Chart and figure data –
━━━━━━━━━━

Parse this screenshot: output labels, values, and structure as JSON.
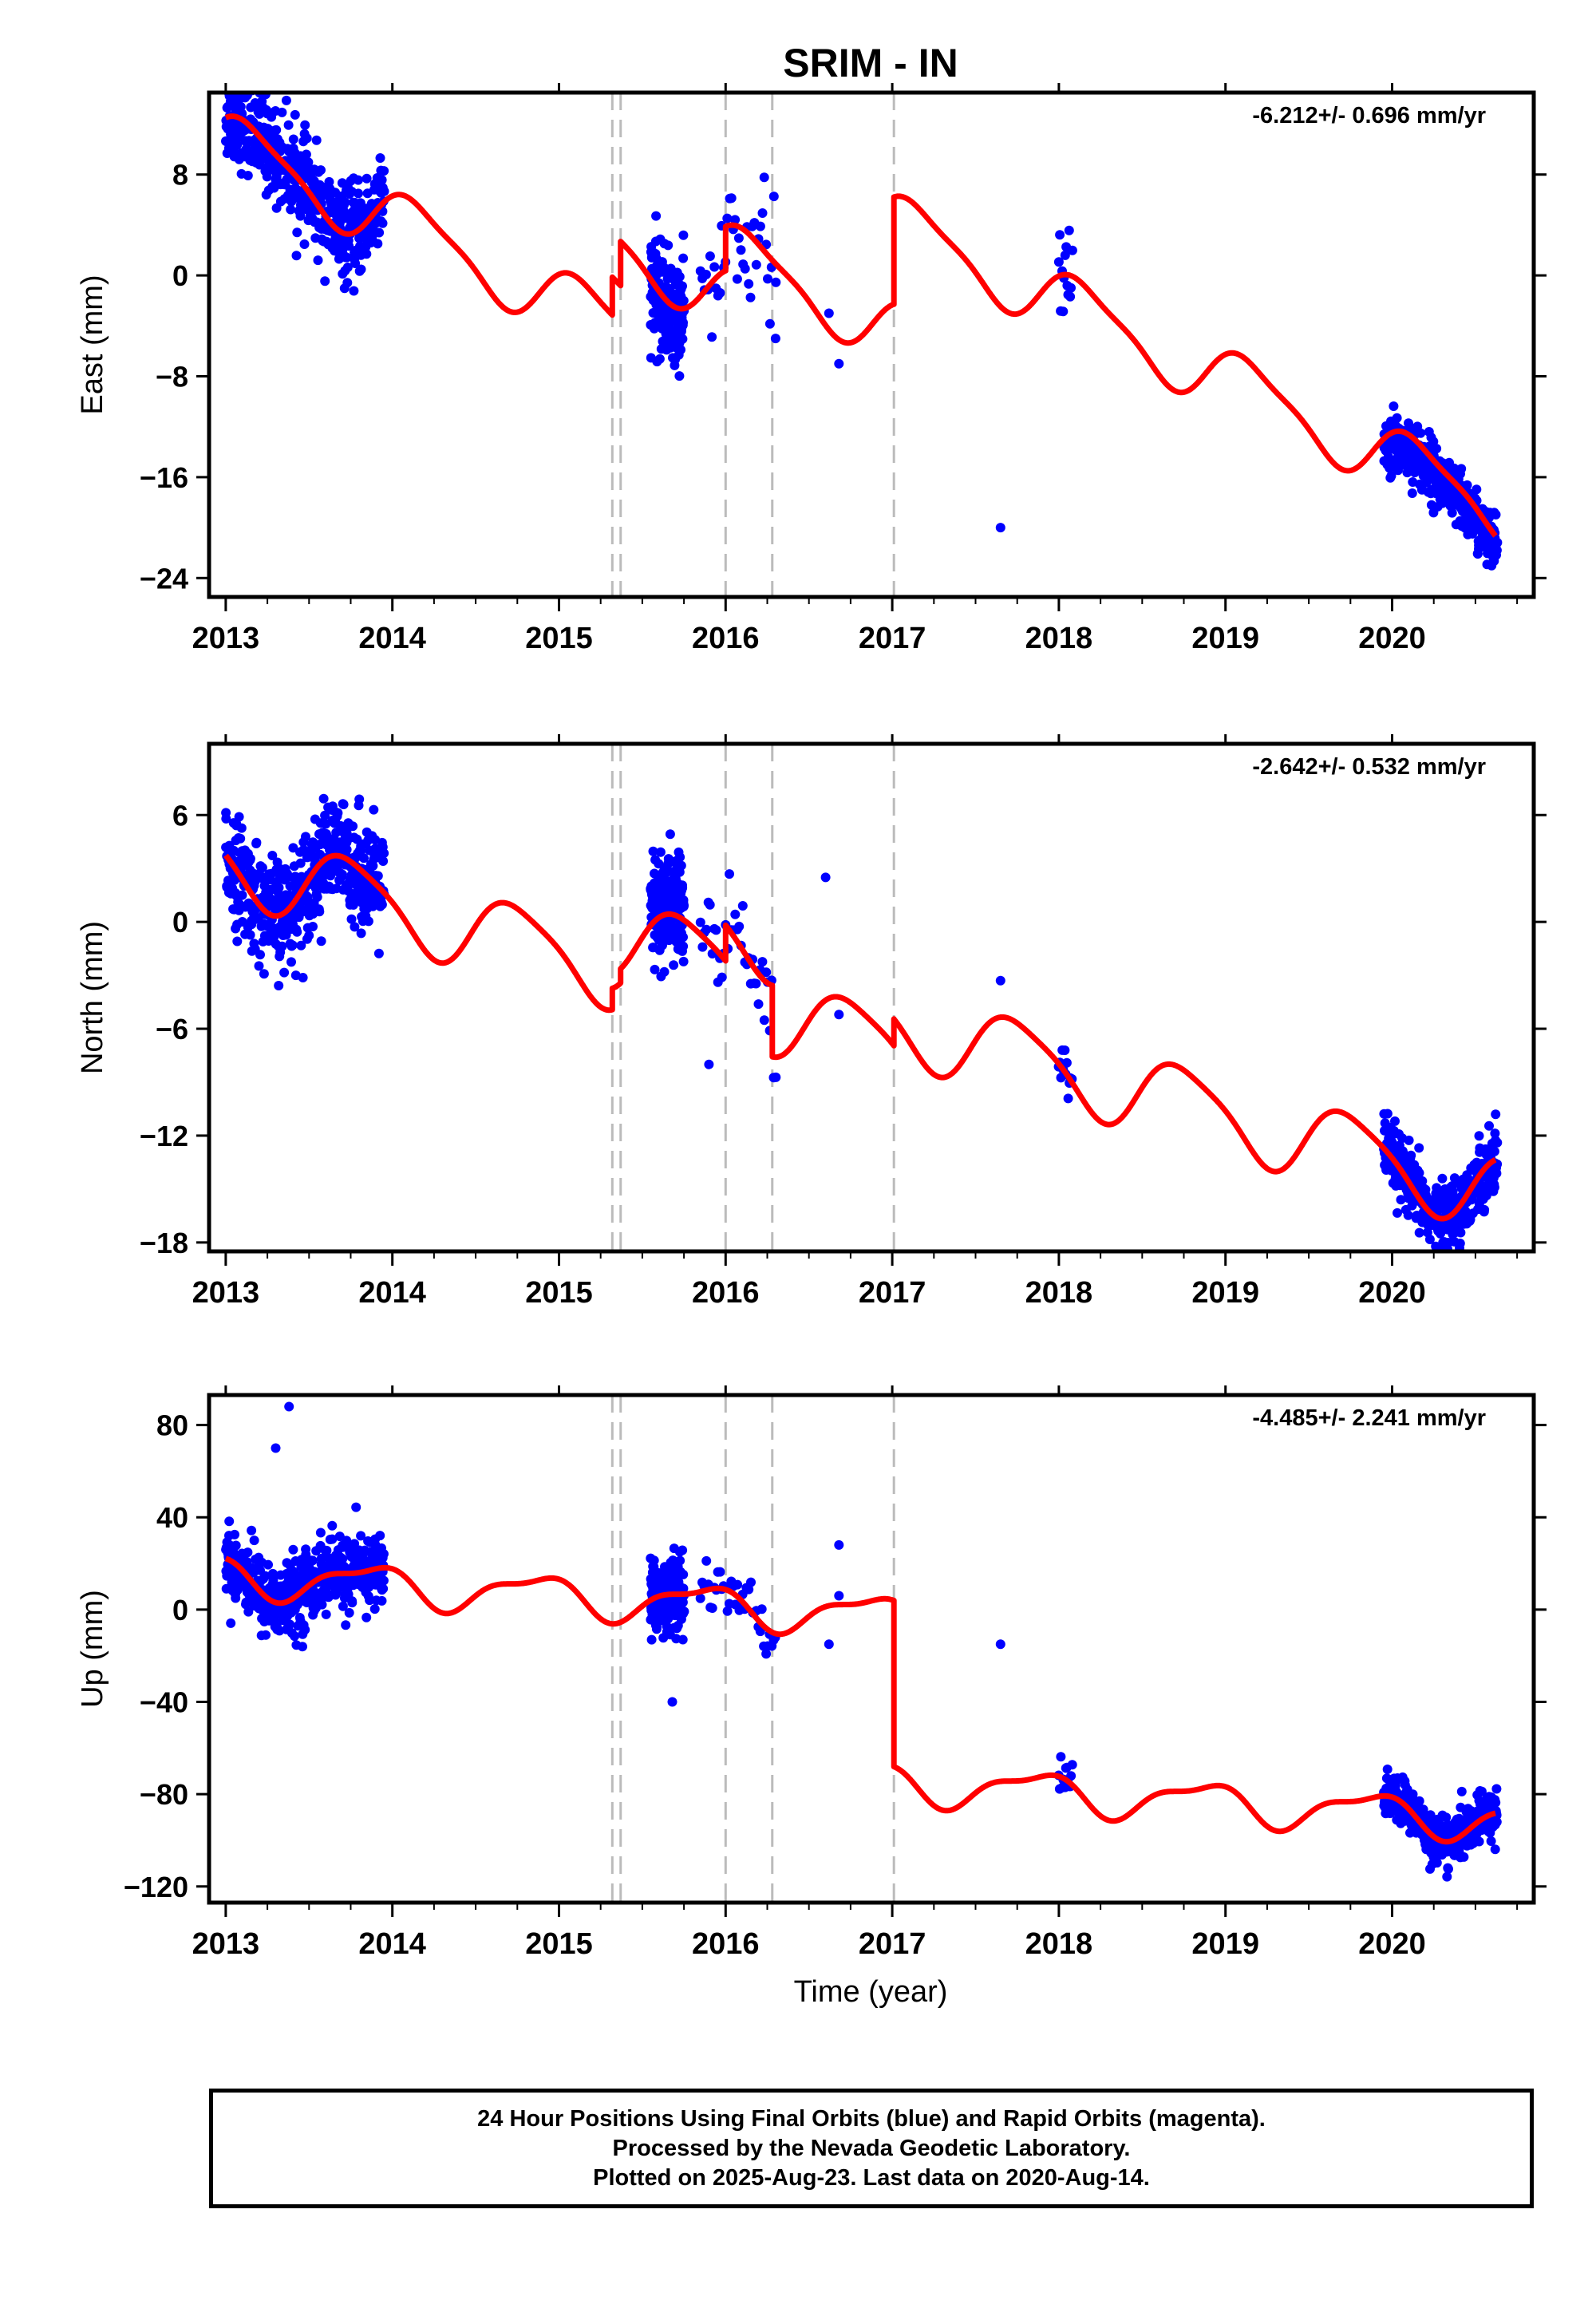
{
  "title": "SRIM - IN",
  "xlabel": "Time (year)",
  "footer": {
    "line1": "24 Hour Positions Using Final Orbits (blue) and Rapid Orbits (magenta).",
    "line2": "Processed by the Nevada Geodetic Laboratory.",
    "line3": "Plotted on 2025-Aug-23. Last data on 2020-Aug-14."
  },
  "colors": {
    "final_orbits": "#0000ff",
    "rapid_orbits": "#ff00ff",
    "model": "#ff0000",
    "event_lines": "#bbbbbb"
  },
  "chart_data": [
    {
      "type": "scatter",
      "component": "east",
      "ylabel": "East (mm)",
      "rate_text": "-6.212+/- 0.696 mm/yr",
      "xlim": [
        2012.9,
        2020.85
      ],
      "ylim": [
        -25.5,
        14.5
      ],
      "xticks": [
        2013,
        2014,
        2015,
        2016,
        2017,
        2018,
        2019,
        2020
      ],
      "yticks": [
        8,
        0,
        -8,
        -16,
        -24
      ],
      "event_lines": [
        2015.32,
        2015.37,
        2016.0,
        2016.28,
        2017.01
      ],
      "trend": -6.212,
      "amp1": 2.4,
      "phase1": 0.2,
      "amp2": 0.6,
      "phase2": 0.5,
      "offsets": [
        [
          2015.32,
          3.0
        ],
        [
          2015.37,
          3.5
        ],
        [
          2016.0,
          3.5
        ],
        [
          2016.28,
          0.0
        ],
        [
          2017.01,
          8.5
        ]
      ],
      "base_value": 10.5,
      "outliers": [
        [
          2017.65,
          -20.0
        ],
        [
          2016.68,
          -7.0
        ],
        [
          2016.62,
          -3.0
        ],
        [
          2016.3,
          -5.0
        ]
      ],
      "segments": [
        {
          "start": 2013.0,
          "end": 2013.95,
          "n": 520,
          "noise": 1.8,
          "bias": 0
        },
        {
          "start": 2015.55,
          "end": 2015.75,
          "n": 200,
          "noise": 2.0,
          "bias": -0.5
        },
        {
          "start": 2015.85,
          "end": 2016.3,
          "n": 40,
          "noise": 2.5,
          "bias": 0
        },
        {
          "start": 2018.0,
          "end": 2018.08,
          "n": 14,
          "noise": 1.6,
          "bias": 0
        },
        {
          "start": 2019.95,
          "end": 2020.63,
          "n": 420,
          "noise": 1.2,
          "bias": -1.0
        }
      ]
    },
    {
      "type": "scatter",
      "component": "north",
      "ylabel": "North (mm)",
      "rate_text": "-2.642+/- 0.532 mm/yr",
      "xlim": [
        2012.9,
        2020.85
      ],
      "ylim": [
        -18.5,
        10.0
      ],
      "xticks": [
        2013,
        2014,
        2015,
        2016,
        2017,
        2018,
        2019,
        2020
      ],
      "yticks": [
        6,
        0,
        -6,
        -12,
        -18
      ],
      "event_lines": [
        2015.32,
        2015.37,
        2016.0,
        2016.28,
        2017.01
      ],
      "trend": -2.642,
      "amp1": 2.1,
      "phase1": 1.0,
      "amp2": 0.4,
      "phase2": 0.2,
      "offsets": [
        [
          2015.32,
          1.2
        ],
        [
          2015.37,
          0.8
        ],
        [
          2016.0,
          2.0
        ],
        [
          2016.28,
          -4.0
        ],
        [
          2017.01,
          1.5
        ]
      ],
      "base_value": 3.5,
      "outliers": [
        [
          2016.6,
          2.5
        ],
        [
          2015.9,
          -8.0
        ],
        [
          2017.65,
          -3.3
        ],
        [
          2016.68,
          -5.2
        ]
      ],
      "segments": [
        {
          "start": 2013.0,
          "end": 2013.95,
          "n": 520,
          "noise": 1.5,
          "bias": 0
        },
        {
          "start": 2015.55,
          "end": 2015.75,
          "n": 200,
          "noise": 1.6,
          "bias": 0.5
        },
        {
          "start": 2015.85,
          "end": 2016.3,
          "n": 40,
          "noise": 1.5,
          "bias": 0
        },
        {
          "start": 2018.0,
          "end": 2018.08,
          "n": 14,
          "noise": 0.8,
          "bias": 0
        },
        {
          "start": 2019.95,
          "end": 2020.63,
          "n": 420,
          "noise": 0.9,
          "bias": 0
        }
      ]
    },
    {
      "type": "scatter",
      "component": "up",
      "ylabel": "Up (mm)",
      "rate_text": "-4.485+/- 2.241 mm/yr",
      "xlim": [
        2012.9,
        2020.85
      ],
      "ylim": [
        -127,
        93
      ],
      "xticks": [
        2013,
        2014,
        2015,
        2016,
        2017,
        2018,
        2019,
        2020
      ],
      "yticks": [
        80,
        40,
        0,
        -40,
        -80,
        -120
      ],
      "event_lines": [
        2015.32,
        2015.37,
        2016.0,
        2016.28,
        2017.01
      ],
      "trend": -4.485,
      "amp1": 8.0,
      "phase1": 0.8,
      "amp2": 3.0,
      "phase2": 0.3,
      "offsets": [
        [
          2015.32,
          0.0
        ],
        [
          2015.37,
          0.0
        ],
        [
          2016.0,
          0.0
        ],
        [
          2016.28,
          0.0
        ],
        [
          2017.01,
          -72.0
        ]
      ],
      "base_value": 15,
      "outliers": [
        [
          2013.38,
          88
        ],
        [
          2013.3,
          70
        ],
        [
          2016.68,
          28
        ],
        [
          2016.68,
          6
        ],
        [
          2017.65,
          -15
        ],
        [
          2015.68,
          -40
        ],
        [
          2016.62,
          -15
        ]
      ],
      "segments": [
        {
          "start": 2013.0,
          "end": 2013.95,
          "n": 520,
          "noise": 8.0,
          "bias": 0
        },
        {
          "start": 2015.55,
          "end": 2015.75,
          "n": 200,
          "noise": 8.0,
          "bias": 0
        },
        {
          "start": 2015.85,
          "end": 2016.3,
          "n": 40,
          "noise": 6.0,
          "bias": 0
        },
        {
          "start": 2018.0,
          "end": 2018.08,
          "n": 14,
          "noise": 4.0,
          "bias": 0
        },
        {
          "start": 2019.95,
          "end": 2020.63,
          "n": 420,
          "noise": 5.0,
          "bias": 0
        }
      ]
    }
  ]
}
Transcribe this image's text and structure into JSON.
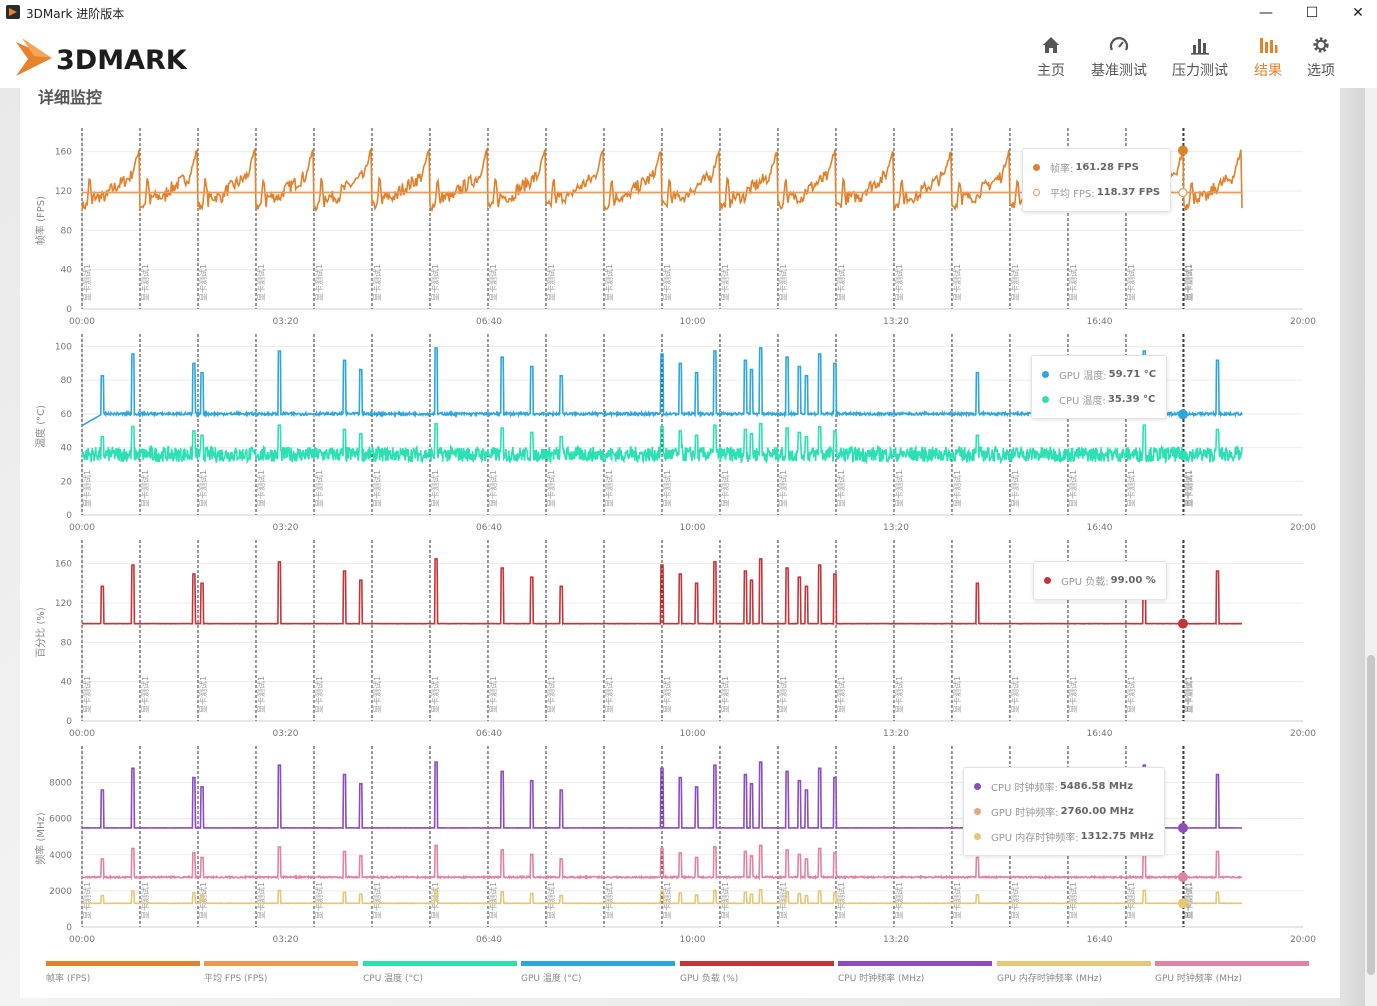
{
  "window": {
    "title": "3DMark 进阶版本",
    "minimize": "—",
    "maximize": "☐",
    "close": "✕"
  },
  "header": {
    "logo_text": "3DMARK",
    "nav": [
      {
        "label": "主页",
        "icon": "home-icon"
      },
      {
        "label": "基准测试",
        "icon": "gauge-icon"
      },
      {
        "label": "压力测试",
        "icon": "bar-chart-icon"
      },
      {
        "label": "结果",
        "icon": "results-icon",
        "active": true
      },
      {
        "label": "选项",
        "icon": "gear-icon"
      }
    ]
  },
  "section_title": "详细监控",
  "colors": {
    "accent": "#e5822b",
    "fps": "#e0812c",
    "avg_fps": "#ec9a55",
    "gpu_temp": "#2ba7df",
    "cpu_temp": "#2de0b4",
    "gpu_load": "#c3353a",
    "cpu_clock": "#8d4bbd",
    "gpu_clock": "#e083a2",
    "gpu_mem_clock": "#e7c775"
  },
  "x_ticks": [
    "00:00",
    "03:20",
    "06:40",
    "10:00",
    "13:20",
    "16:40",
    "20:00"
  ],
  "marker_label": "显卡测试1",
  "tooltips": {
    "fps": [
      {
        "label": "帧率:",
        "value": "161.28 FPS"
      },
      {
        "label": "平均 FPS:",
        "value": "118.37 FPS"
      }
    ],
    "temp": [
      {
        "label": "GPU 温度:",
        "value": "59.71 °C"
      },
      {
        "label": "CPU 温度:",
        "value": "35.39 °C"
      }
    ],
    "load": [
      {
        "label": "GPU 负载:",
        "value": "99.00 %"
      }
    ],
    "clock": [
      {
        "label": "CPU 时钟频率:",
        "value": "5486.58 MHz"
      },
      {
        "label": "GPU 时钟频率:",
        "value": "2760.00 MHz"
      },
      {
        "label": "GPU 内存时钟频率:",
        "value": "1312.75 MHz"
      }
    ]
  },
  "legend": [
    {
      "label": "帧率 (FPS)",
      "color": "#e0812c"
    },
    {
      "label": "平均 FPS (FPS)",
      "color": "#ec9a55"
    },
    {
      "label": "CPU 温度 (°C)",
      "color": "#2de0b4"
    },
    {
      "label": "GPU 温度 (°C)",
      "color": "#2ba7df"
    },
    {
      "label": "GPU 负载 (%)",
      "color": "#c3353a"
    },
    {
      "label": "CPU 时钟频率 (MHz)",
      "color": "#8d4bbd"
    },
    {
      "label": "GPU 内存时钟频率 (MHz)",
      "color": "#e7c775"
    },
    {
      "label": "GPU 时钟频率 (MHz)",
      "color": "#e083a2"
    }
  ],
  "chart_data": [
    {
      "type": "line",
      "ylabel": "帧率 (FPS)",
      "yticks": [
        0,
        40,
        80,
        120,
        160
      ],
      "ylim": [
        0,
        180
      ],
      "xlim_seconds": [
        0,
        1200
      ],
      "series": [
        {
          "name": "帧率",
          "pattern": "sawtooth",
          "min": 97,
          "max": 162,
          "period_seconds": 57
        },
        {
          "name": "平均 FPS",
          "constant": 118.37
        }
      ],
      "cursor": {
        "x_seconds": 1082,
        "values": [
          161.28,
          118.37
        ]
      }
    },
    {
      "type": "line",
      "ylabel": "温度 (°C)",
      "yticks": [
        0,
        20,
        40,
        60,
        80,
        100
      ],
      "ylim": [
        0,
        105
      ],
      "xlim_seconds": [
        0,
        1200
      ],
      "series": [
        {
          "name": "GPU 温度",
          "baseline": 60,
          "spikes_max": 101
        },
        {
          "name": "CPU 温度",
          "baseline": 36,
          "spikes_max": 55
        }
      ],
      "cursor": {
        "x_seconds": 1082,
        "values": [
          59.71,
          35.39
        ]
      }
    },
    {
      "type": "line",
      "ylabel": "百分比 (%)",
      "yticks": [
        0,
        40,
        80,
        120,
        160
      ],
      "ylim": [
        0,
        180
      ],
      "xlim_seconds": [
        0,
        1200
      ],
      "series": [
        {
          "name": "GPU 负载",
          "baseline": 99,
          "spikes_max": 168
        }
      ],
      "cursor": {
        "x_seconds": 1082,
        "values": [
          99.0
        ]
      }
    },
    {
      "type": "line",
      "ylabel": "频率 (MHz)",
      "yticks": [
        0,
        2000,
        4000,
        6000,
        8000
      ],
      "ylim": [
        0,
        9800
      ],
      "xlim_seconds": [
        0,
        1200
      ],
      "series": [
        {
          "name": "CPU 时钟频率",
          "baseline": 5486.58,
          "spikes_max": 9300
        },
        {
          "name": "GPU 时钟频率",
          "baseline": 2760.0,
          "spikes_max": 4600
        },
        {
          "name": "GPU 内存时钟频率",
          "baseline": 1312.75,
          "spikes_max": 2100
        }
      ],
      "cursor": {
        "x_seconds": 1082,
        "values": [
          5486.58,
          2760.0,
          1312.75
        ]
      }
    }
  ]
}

━━━━━━━━━━

Work instructions –
Report the count of lines in the entries that contain the string "this", and nothing besides it.

Exercise result –
2